[Supplied material]
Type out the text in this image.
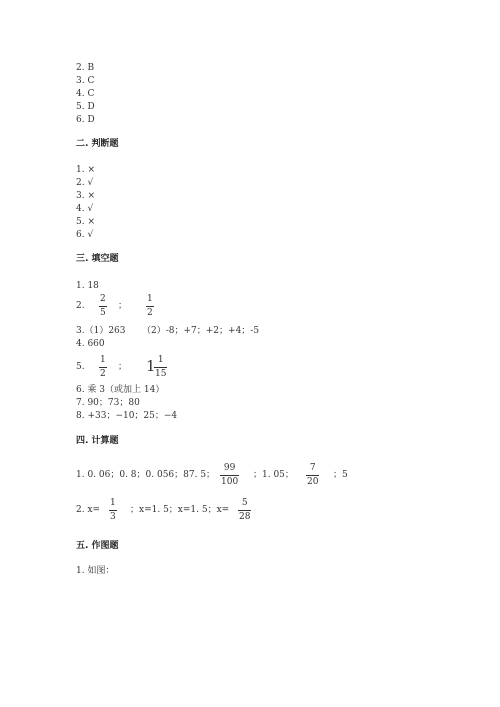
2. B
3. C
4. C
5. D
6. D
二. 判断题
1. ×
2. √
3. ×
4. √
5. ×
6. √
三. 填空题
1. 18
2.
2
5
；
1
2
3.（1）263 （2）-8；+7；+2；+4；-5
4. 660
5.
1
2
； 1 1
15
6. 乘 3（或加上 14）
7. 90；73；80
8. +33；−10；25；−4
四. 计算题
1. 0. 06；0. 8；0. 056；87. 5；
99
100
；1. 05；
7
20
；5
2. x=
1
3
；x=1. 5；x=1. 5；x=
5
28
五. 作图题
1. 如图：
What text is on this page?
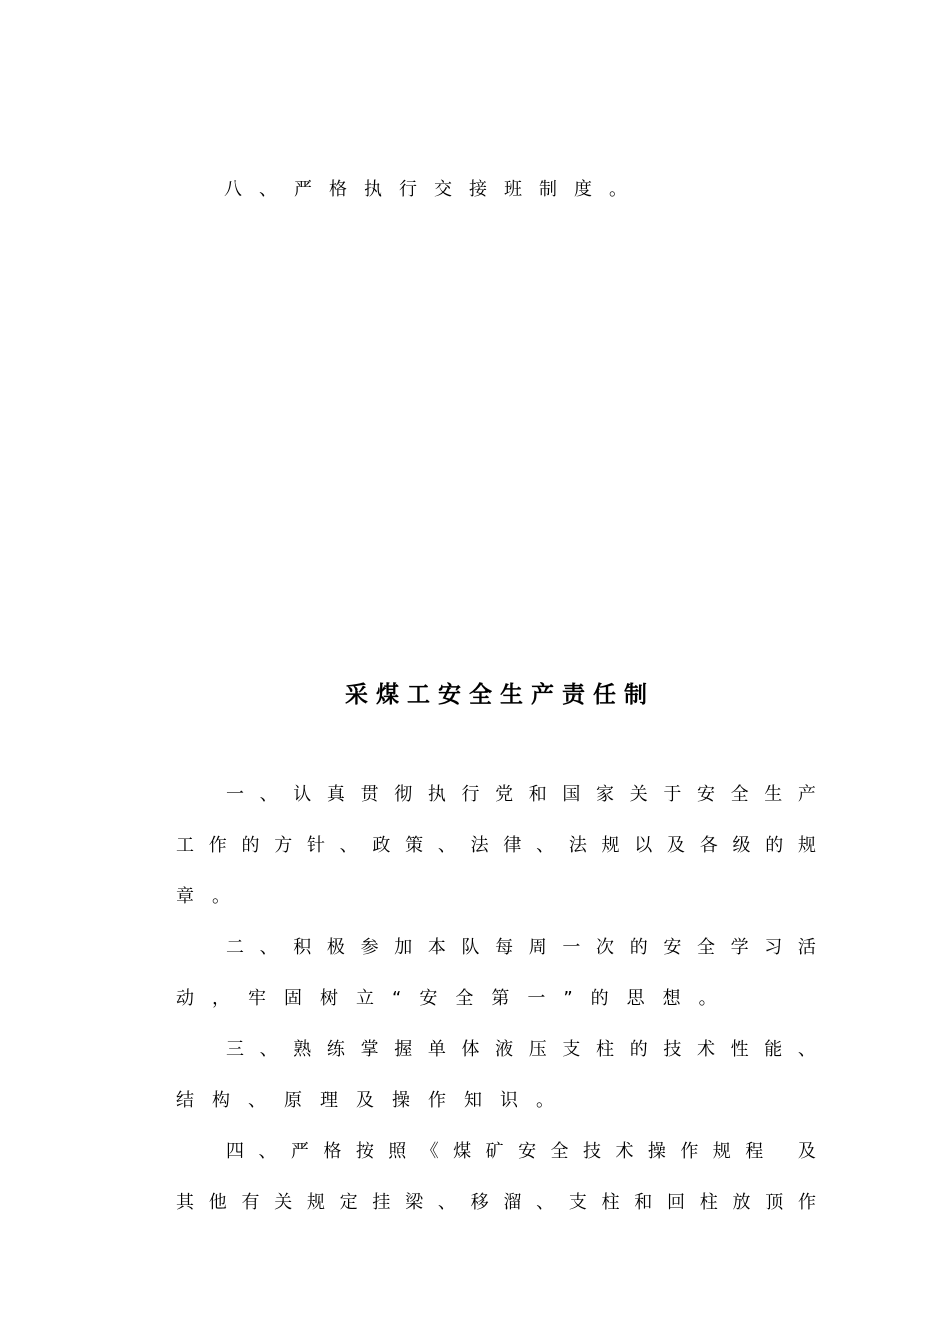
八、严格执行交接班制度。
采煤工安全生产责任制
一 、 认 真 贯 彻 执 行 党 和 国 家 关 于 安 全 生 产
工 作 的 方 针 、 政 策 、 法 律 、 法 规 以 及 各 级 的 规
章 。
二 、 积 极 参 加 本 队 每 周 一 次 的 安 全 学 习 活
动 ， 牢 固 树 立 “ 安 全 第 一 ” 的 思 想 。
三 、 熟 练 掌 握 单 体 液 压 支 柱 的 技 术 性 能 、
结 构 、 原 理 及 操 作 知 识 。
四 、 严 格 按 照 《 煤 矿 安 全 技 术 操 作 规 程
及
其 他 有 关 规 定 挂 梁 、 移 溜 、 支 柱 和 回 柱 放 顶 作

[Written instruction]
Pick out all the lines with the word "this" in them and copy them.

[Task output]
Type out the text in this image.
What text is on this page?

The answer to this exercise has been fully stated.